- Given instruction: Scan the listing and work out how many lines contain the word "deur". Nothing but the number should be given.

- Records for the exercise:

'''

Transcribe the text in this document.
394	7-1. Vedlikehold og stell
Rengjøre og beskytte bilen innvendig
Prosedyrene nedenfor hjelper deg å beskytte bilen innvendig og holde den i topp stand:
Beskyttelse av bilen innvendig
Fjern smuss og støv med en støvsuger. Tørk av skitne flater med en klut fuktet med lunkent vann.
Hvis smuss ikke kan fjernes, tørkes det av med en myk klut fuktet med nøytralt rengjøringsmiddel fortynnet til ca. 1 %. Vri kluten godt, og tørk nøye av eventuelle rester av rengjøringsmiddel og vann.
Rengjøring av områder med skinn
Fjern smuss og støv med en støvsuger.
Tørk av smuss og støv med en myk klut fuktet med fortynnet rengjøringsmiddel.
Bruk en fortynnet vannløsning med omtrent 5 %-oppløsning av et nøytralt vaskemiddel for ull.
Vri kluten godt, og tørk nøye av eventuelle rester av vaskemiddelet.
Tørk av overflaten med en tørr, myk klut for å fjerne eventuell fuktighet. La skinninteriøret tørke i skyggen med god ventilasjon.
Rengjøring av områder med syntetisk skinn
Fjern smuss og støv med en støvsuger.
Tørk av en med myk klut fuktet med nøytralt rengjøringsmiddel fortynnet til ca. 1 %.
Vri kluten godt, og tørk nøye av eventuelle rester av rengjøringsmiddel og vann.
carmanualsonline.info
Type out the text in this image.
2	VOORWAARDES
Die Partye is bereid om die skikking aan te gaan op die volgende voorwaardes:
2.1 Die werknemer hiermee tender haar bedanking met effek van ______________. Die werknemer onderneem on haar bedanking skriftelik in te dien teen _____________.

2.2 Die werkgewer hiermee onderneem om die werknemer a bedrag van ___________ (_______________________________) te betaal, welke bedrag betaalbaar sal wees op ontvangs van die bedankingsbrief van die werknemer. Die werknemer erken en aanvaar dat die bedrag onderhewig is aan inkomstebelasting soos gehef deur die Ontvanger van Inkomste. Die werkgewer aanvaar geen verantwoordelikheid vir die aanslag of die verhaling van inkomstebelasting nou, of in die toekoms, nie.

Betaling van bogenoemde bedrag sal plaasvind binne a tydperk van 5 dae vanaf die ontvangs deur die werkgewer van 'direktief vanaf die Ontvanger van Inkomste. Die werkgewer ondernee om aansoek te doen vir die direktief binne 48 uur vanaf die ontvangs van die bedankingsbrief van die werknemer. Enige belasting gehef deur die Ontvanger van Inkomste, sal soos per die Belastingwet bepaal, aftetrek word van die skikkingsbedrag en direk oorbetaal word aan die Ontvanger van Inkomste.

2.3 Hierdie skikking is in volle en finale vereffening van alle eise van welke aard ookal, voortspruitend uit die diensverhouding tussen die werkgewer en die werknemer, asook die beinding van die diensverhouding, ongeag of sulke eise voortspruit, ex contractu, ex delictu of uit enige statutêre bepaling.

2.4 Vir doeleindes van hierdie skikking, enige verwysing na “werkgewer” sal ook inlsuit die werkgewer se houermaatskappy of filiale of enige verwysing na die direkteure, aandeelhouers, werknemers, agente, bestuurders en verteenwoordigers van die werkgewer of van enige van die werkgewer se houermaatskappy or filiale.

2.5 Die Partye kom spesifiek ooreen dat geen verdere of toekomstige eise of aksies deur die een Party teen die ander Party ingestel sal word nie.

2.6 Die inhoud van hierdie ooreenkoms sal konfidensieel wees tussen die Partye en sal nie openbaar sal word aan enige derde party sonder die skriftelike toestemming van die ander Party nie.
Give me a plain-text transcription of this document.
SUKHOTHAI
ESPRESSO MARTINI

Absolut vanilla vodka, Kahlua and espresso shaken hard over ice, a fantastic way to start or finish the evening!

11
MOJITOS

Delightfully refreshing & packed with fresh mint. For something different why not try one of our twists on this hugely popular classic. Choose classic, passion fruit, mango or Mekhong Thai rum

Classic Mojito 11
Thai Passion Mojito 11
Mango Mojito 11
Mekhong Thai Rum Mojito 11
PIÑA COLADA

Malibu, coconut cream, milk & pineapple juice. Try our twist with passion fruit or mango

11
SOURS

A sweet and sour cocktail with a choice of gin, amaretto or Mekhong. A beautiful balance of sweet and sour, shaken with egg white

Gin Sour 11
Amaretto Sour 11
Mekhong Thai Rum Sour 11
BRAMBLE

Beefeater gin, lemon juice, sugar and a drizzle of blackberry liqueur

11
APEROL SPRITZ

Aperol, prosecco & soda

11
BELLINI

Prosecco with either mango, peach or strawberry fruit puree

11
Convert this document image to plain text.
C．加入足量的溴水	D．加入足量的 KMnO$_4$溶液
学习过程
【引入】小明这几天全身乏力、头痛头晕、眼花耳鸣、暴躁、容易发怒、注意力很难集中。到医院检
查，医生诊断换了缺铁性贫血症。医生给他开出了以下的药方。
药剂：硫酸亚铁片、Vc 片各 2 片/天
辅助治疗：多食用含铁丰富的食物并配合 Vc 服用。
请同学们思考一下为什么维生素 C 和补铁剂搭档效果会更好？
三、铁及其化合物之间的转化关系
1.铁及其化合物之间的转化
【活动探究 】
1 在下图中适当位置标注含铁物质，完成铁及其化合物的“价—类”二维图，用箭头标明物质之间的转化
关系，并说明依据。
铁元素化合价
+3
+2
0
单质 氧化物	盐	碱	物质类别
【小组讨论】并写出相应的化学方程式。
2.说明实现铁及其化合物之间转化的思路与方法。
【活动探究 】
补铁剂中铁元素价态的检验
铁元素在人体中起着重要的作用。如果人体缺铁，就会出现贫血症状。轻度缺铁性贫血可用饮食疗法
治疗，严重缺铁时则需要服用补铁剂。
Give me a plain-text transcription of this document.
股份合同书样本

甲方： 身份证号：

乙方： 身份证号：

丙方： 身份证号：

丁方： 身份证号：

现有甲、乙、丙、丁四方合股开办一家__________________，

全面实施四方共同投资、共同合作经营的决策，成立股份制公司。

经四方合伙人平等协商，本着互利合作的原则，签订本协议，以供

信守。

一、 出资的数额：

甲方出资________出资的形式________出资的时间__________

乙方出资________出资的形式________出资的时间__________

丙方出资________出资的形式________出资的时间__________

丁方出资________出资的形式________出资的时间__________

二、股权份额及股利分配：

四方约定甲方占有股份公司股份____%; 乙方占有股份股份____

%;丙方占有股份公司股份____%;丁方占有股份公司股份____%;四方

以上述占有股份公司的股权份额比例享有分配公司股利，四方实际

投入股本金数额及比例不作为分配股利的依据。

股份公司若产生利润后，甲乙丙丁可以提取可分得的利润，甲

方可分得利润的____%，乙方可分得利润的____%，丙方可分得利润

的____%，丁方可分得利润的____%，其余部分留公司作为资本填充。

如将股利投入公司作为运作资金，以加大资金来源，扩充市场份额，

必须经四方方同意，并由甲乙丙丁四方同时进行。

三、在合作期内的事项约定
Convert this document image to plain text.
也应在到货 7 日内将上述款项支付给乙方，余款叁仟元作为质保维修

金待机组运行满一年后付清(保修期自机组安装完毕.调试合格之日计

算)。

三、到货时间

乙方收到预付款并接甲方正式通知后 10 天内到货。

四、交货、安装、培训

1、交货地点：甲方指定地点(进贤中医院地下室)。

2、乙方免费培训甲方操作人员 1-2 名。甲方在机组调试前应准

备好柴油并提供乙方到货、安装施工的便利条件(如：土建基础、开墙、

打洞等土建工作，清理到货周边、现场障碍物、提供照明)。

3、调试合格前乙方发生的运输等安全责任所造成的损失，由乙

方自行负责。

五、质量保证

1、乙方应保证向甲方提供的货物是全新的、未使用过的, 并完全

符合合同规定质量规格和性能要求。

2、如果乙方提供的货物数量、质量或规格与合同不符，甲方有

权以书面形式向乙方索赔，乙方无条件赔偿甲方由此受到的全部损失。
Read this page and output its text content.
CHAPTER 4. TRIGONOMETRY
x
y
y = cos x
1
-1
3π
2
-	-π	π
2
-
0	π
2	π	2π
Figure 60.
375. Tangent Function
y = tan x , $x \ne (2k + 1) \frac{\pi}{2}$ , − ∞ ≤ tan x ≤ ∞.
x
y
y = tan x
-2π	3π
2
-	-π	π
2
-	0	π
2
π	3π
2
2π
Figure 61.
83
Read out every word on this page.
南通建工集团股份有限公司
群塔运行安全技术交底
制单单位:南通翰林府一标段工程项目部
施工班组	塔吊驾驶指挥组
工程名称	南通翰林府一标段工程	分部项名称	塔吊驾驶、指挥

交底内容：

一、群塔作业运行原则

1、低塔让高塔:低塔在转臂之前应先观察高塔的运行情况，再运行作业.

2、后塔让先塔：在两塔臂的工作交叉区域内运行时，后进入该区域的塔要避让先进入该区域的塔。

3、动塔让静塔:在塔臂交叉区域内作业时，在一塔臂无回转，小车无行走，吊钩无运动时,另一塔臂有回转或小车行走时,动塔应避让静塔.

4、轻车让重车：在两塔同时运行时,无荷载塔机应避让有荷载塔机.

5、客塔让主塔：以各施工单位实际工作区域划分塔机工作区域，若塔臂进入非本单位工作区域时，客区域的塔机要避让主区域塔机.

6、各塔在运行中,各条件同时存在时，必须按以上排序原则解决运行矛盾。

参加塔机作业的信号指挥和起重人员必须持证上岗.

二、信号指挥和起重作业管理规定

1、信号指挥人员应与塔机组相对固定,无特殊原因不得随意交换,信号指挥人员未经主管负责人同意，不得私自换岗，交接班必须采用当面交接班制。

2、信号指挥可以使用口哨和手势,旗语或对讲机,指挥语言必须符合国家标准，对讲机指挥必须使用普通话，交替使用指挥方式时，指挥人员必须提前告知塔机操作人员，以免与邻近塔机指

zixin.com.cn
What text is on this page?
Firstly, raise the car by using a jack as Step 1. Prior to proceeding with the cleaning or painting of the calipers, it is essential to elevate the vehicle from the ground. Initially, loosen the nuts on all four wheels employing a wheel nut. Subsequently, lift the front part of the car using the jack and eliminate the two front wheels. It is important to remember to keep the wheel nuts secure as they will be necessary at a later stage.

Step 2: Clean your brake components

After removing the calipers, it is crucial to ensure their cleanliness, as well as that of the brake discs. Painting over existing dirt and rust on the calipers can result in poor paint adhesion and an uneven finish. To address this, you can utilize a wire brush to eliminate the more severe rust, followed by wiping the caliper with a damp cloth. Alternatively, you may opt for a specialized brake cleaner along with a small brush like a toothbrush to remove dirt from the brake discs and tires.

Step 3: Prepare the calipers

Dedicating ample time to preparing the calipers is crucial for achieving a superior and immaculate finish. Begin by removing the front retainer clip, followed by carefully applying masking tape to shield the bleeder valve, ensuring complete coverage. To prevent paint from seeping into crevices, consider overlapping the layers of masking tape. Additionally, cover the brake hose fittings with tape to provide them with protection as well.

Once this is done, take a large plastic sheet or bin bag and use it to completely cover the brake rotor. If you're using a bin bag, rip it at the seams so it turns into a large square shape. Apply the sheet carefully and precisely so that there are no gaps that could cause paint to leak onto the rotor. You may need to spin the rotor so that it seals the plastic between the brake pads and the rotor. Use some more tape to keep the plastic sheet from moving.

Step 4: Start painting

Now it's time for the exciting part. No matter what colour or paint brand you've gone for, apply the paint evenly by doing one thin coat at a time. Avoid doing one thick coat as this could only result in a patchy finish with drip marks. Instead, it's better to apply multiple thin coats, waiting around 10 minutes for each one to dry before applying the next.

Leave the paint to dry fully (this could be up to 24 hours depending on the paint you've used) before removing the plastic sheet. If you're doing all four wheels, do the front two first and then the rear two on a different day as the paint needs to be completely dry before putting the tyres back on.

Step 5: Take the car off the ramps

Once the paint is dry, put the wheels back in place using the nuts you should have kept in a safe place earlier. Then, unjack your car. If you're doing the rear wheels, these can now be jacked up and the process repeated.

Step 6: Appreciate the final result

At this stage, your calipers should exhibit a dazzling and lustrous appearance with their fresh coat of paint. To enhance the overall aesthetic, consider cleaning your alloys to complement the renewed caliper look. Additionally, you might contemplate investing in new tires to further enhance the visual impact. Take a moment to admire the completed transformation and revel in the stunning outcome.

'''

- The output: 3